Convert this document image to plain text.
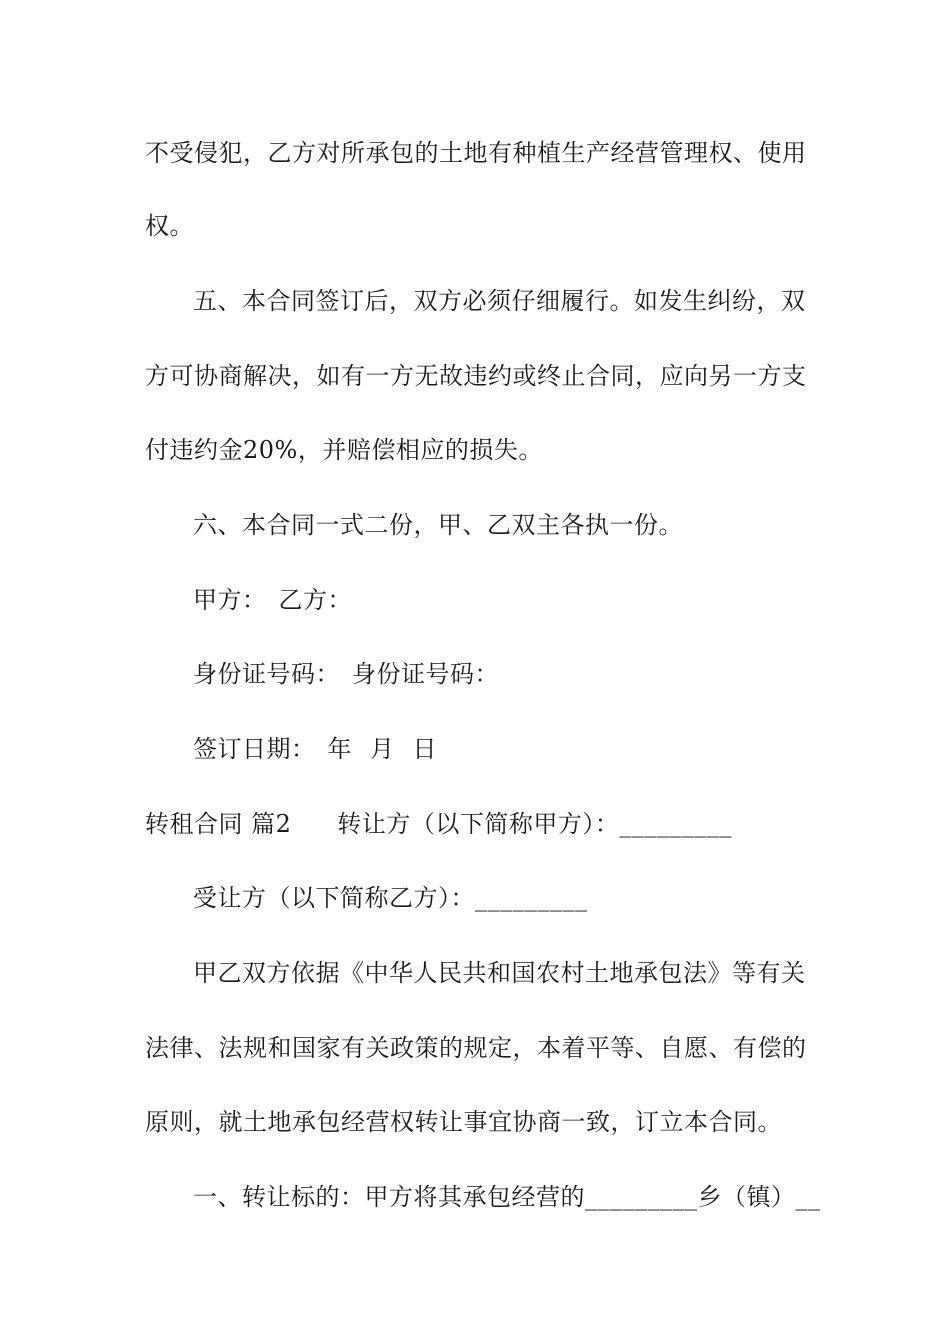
不受侵犯，乙方对所承包的土地有种植生产经营管理权、使用
权。
五、本合同签订后，双方必须仔细履行。如发生纠纷，双
方可协商解决，如有一方无故违约或终止合同，应向另一方支
付违约金20%，并赔偿相应的损失。
六、本合同一式二份，甲、乙双主各执一份。
甲方： 乙方：
身份证号码： 身份证号码：
签订日期： 年 月 日
转租合同 篇2 转让方（以下简称甲方）：_________
受让方（以下简称乙方）：_________
甲乙双方依据《中华人民共和国农村土地承包法》等有关
法律、法规和国家有关政策的规定，本着平等、自愿、有偿的
原则，就土地承包经营权转让事宜协商一致，订立本合同。
一、转让标的：甲方将其承包经营的_________乡（镇）__
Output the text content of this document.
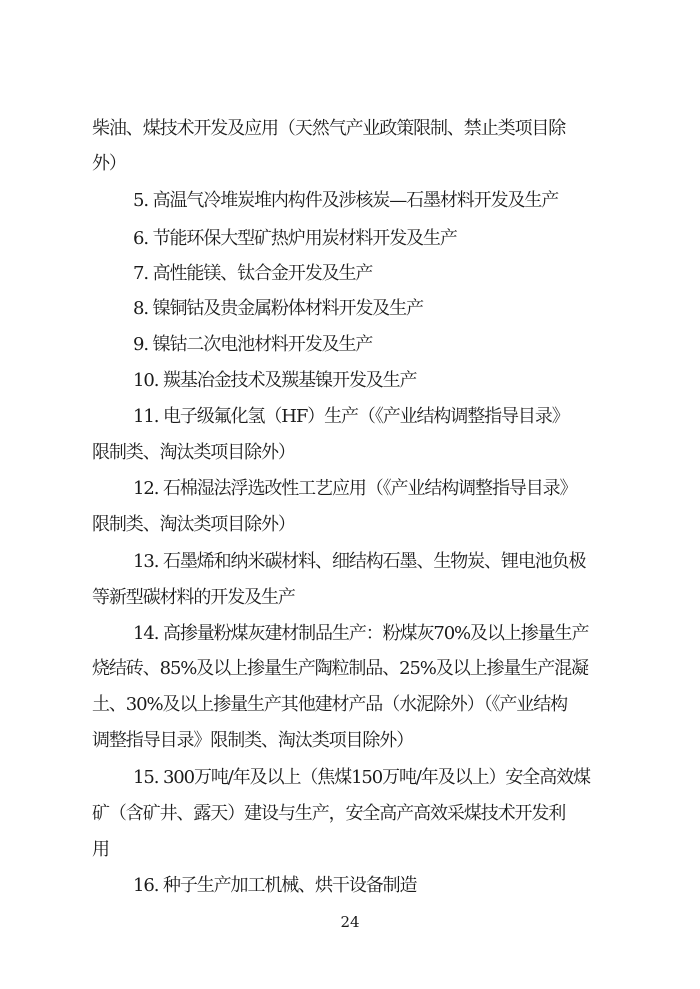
柴油、煤技术开发及应用（天然气产业政策限制、禁止类项目除

外）

5. 高温气冷堆炭堆内构件及涉核炭—石墨材料开发及生产

6. 节能环保大型矿热炉用炭材料开发及生产

7. 高性能镁、钛合金开发及生产

8. 镍铜钴及贵金属粉体材料开发及生产

9. 镍钴二次电池材料开发及生产

10. 羰基冶金技术及羰基镍开发及生产

11. 电子级氟化氢（HF）生产（《产业结构调整指导目录》

限制类、淘汰类项目除外）

12. 石棉湿法浮选改性工艺应用（《产业结构调整指导目录》

限制类、淘汰类项目除外）

13. 石墨烯和纳米碳材料、细结构石墨、生物炭、锂电池负极

等新型碳材料的开发及生产

14. 高掺量粉煤灰建材制品生产：粉煤灰70%及以上掺量生产

烧结砖、85%及以上掺量生产陶粒制品、25%及以上掺量生产混凝

土、30%及以上掺量生产其他建材产品（水泥除外）（《产业结构

调整指导目录》限制类、淘汰类项目除外）

15. 300万吨/年及以上（焦煤150万吨/年及以上）安全高效煤

矿（含矿井、露天）建设与生产，安全高产高效采煤技术开发利

用

16. 种子生产加工机械、烘干设备制造

24
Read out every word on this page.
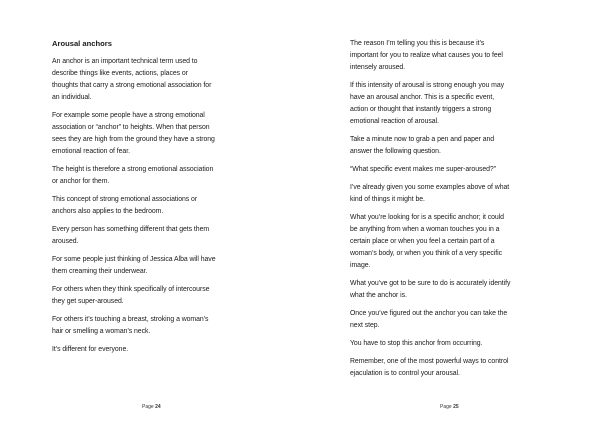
Arousal anchors

An anchor is an important technical term used to
describe things like events, actions, places or
thoughts that carry a strong emotional association for
an individual.

For example some people have a strong emotional
association or “anchor” to heights. When that person
sees they are high from the ground they have a strong
emotional reaction of fear.

The height is therefore a strong emotional association
or anchor for them.

This concept of strong emotional associations or
anchors also applies to the bedroom.

Every person has something different that gets them
aroused.

For some people just thinking of Jessica Alba will have
them creaming their underwear.

For others when they think specifically of intercourse
they get super-aroused.

For others it’s touching a breast, stroking a woman’s
hair or smelling a woman’s neck.

It’s different for everyone.

Page 24

The reason I’m telling you this is because it’s
important for you to realize what causes you to feel
intensely aroused.

If this intensity of arousal is strong enough you may
have an arousal anchor. This is a specific event,
action or thought that instantly triggers a strong
emotional reaction of arousal.

Take a minute now to grab a pen and paper and
answer the following question.

“What specific event makes me super-aroused?”

I’ve already given you some examples above of what
kind of things it might be.

What you’re looking for is a specific anchor; it could
be anything from when a woman touches you in a
certain place or when you feel a certain part of a
woman’s body, or when you think of a very specific
image.

What you’ve got to be sure to do is accurately identify
what the anchor is.

Once you’ve figured out the anchor you can take the
next step.

You have to stop this anchor from occurring.

Remember, one of the most powerful ways to control
ejaculation is to control your arousal.

Page 25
•••••
#### Brief
Copy each line of the listing that contains the string "text".

#### Result for this exercise
Convert this document image to plain text.
Output the text content of this document.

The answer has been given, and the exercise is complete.